### Exercise goal
Please rewrite the records below from the start through the line that contains "benefits list: ต้นทุนต่ำ", changing "badge" to "marker" and leaving everything else as it is.

### Dataset records
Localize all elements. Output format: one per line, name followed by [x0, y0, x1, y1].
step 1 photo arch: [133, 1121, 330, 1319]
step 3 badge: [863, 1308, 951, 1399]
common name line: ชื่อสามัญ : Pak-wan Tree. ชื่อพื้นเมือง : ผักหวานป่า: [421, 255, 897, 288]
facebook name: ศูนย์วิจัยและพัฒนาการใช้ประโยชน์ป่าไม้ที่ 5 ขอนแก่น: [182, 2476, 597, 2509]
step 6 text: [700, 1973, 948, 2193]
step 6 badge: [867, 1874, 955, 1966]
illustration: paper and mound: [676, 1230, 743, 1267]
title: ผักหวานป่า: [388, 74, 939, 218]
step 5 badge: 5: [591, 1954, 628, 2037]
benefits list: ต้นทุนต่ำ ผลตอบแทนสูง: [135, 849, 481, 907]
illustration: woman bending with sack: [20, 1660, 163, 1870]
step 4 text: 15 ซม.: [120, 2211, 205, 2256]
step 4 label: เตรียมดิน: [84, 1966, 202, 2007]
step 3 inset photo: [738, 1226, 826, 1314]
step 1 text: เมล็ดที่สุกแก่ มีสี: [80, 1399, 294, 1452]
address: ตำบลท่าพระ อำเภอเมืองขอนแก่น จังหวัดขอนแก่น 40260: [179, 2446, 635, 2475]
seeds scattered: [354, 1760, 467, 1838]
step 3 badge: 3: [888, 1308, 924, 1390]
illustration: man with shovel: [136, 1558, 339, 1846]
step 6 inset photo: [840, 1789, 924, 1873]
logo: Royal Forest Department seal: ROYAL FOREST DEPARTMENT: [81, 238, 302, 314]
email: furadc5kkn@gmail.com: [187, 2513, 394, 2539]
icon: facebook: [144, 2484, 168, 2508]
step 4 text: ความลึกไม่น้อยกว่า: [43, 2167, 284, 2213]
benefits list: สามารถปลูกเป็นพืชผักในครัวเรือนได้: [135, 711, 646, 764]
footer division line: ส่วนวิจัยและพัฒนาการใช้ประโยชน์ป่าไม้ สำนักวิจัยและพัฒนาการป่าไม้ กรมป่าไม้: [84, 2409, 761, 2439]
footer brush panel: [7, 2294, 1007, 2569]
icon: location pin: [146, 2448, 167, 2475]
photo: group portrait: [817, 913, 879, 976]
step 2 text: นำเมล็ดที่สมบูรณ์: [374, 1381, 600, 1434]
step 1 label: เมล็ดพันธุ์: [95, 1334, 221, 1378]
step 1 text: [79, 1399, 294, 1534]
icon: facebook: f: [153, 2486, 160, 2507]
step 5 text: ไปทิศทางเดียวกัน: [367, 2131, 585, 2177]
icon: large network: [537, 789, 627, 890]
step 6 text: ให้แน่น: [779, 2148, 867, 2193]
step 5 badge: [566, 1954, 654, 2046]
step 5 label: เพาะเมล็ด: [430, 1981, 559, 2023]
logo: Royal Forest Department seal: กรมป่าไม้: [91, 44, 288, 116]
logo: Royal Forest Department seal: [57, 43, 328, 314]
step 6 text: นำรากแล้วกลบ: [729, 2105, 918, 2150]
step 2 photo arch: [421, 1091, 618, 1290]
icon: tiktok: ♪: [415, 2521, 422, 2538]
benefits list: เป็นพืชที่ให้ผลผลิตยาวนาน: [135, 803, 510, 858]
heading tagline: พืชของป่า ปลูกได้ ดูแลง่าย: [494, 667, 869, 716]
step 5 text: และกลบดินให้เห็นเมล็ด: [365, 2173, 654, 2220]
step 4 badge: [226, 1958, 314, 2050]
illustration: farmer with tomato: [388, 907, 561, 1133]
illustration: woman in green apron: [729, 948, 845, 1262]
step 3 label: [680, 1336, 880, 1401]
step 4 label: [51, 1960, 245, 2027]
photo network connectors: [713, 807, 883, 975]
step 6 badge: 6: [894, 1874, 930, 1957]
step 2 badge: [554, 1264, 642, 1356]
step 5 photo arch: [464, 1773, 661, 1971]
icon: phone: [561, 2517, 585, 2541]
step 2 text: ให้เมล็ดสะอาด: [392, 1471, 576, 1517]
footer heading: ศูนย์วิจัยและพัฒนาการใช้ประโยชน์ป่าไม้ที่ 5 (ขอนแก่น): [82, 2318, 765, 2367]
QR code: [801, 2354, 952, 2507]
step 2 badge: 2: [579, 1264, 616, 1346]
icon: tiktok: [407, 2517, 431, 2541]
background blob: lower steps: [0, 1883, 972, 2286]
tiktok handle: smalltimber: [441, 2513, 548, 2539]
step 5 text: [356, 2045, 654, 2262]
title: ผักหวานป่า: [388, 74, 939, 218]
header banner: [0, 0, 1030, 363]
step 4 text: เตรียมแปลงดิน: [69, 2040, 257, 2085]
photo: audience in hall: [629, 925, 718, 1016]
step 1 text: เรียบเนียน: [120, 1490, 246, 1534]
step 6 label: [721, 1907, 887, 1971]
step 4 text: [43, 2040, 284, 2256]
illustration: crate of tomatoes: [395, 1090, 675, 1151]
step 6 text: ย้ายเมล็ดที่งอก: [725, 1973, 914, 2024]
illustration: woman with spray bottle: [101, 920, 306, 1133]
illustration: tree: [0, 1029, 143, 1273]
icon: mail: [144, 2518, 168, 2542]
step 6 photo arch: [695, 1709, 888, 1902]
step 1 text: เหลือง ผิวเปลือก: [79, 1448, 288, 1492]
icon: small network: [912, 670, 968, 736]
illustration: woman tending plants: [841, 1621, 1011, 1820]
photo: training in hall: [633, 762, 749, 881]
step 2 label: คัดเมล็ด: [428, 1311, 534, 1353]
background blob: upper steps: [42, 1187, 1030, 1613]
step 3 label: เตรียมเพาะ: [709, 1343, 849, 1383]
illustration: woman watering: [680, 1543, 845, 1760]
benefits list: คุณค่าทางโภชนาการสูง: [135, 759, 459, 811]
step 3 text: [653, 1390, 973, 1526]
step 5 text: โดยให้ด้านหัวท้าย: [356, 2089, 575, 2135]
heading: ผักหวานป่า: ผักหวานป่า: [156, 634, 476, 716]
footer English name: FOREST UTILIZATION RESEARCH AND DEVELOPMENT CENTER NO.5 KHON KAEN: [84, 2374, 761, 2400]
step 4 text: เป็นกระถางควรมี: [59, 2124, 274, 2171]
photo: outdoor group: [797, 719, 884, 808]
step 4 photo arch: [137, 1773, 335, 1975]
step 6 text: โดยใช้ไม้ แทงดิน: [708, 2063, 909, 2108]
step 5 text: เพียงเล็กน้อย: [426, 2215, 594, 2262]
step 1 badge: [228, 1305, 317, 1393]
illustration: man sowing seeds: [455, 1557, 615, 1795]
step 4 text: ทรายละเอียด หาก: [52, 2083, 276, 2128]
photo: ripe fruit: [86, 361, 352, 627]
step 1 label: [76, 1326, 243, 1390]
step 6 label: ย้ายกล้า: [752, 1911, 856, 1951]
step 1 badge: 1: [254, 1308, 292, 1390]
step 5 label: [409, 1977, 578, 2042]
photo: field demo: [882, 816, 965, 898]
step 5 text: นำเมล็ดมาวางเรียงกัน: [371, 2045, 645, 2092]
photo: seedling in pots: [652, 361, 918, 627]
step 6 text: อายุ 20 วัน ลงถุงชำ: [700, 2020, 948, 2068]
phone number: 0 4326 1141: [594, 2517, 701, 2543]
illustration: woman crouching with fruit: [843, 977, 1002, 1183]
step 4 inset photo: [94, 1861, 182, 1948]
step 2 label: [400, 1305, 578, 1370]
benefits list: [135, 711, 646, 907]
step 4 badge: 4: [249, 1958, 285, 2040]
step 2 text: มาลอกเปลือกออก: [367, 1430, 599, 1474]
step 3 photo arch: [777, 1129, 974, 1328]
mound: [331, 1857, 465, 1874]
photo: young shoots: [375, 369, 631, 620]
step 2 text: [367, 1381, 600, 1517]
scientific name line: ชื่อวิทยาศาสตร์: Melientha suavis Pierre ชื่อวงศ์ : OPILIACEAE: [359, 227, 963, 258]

### In response
Localize all elements. Output format: one per line, name followed by [x0, y0, x1, y1].
step 1 photo arch: [133, 1121, 330, 1319]
step 3 marker: [863, 1308, 951, 1399]
common name line: ชื่อสามัญ : Pak-wan Tree. ชื่อพื้นเมือง : ผักหวานป่า: [421, 255, 897, 288]
facebook name: ศูนย์วิจัยและพัฒนาการใช้ประโยชน์ป่าไม้ที่ 5 ขอนแก่น: [182, 2476, 597, 2509]
step 6 text: [700, 1973, 948, 2193]
step 6 marker: [867, 1874, 955, 1966]
illustration: paper and mound: [676, 1230, 743, 1267]
title: ผักหวานป่า: [388, 74, 939, 218]
step 5 marker: 5: [591, 1954, 628, 2037]
benefits list: ต้นทุนต่ำ ผลตอบแทนสูง: [135, 849, 481, 907]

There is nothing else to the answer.